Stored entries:
((

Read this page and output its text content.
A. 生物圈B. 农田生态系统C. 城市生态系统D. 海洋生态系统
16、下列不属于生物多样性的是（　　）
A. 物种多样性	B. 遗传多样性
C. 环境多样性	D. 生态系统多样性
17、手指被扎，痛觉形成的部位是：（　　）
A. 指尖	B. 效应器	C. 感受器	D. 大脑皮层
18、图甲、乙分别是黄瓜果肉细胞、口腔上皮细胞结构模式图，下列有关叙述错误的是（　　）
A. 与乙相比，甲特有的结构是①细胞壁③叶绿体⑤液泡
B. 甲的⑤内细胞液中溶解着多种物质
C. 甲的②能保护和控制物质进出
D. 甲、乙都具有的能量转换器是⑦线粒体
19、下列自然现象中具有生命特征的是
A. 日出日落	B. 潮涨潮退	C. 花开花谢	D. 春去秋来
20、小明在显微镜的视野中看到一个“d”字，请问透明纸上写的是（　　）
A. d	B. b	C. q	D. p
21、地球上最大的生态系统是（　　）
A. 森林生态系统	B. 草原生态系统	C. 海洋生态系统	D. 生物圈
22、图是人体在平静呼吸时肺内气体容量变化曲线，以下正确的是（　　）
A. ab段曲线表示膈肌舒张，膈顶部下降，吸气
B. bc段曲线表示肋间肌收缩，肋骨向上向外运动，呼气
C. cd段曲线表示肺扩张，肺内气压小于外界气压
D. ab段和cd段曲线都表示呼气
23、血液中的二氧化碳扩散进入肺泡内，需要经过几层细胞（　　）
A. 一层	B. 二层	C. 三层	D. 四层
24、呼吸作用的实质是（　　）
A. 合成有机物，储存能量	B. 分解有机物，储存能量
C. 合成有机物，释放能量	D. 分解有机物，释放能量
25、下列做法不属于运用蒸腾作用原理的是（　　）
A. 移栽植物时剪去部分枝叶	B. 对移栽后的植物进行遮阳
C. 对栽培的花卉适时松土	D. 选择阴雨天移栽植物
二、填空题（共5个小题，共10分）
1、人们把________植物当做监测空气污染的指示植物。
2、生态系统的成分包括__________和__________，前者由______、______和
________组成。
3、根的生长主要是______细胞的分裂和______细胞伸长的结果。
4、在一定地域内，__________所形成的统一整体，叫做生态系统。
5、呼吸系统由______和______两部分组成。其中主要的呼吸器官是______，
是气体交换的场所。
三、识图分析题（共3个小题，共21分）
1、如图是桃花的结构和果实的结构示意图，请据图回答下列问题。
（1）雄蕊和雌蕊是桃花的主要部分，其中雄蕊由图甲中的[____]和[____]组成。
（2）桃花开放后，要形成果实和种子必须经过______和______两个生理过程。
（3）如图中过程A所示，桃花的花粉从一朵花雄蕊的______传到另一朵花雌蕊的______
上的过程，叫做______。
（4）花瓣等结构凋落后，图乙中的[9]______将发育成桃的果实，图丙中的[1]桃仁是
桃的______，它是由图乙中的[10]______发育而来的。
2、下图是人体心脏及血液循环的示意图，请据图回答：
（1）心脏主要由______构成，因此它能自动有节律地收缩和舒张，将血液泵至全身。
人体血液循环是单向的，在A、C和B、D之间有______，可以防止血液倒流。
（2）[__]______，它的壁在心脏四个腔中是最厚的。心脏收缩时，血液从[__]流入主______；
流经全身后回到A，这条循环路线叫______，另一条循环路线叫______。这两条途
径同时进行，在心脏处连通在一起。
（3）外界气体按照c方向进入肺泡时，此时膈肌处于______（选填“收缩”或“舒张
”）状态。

))

__EXERCISE BRIEF__: Using the listing above, reproduce each line without omission.

__CORRECT RESULT__:
Read this page and output its text content.
A. 生物圈B. 农田生态系统C. 城市生态系统D. 海洋生态系统
16、下列不属于生物多样性的是（　　）
A. 物种多样性	B. 遗传多样性
C. 环境多样性	D. 生态系统多样性
17、手指被扎，痛觉形成的部位是：（　　）
A. 指尖	B. 效应器	C. 感受器	D. 大脑皮层
18、图甲、乙分别是黄瓜果肉细胞、口腔上皮细胞结构模式图，下列有关叙述错误的是（　　）
A. 与乙相比，甲特有的结构是①细胞壁③叶绿体⑤液泡
B. 甲的⑤内细胞液中溶解着多种物质
C. 甲的②能保护和控制物质进出
D. 甲、乙都具有的能量转换器是⑦线粒体
19、下列自然现象中具有生命特征的是
A. 日出日落	B. 潮涨潮退	C. 花开花谢	D. 春去秋来
20、小明在显微镜的视野中看到一个“d”字，请问透明纸上写的是（　　）
A. d	B. b	C. q	D. p
21、地球上最大的生态系统是（　　）
A. 森林生态系统	B. 草原生态系统	C. 海洋生态系统	D. 生物圈
22、图是人体在平静呼吸时肺内气体容量变化曲线，以下正确的是（　　）
A. ab段曲线表示膈肌舒张，膈顶部下降，吸气
B. bc段曲线表示肋间肌收缩，肋骨向上向外运动，呼气
C. cd段曲线表示肺扩张，肺内气压小于外界气压
D. ab段和cd段曲线都表示呼气
23、血液中的二氧化碳扩散进入肺泡内，需要经过几层细胞（　　）
A. 一层	B. 二层	C. 三层	D. 四层
24、呼吸作用的实质是（　　）
A. 合成有机物，储存能量	B. 分解有机物，储存能量
C. 合成有机物，释放能量	D. 分解有机物，释放能量
25、下列做法不属于运用蒸腾作用原理的是（　　）
A. 移栽植物时剪去部分枝叶	B. 对移栽后的植物进行遮阳
C. 对栽培的花卉适时松土	D. 选择阴雨天移栽植物
二、填空题（共5个小题，共10分）
1、人们把________植物当做监测空气污染的指示植物。
2、生态系统的成分包括__________和__________，前者由______、______和
________组成。
3、根的生长主要是______细胞的分裂和______细胞伸长的结果。
4、在一定地域内，__________所形成的统一整体，叫做生态系统。
5、呼吸系统由______和______两部分组成。其中主要的呼吸器官是______，
是气体交换的场所。
三、识图分析题（共3个小题，共21分）
1、如图是桃花的结构和果实的结构示意图，请据图回答下列问题。
（1）雄蕊和雌蕊是桃花的主要部分，其中雄蕊由图甲中的[____]和[____]组成。
（2）桃花开放后，要形成果实和种子必须经过______和______两个生理过程。
（3）如图中过程A所示，桃花的花粉从一朵花雄蕊的______传到另一朵花雌蕊的______
上的过程，叫做______。
（4）花瓣等结构凋落后，图乙中的[9]______将发育成桃的果实，图丙中的[1]桃仁是
桃的______，它是由图乙中的[10]______发育而来的。
2、下图是人体心脏及血液循环的示意图，请据图回答：
（1）心脏主要由______构成，因此它能自动有节律地收缩和舒张，将血液泵至全身。
人体血液循环是单向的，在A、C和B、D之间有______，可以防止血液倒流。
（2）[__]______，它的壁在心脏四个腔中是最厚的。心脏收缩时，血液从[__]流入主______；
流经全身后回到A，这条循环路线叫______，另一条循环路线叫______。这两条途
径同时进行，在心脏处连通在一起。
（3）外界气体按照c方向进入肺泡时，此时膈肌处于______（选填“收缩”或“舒张
”）状态。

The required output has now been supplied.